DESCRIPTION OF THE TASK → Please find all lines in the data that hold the string "последовательность" and copy them.

RECORDS SHOWN →
────────

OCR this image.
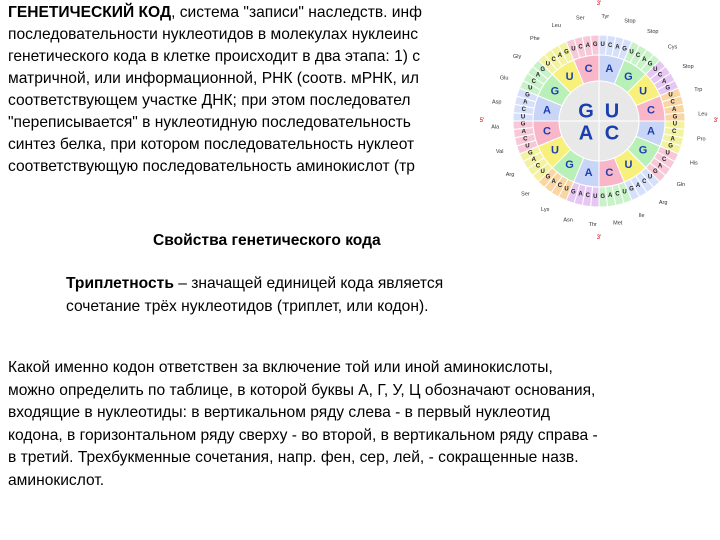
ГЕНЕТИЧЕСКИЙ КОД, система "записи" наследств. инф
последовательности нуклеотидов в молекулах нуклеинс
генетического кода в клетке происходит в два этапа: 1) с
матричной, или информационной, РНК (соотв. мРНК, ил
соответствующем участке ДНК; при этом последовател
"переписывается" в нуклеотидную последовательность
синтез белка, при котором последовательность нуклеот
соответствующую последовательность аминокислот (тр
Phe
Leu
Ser	Tyr
Stop
Stop
Cys
Stop
Trp
Leu
Pro
His
Gln
Arg
Ile
Met
Thr
Asn
Lys
Ser
Arg
Val
Ala
Asp
Glu
Gly
U
C
A
G U C A G U C A G U
C
A
G
U
C
A
G
U
C
A
G
U
C
A
G
U
C
A
G
U
C
A
G
U
C
A
G
U
C
A
G
U
C
A
G
U
C
A
G
U
C
A
G
U
C
A
G
U
C
A
G
U
C A
G
U
C
A
G
U
C
A
G
U
C
A
G
G U
A C
3'
5'	3'
3'
Свойства генетического кода
Триплетность – значащей единицей кода является
сочетание трёх нуклеотидов (триплет, или кодон).
Какой именно кодон ответствен за включение той или иной аминокислоты,
можно определить по таблице, в которой буквы А, Г, У, Ц обозначают основания,
входящие в нуклеотиды: в вертикальном ряду слева - в первый нуклеотид
кодона, в горизонтальном ряду сверху - во второй, в вертикальном ряду справа -
в третий. Трехбукменные сочетания, напр. фен, сер, лей, - сокращенные назв.
аминокислот.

────────

RESULT OF THIS EXERCISE →
"переписывается" в нуклеотидную последовательность
синтез белка, при котором последовательность нуклеот
соответствующую последовательность аминокислот (тр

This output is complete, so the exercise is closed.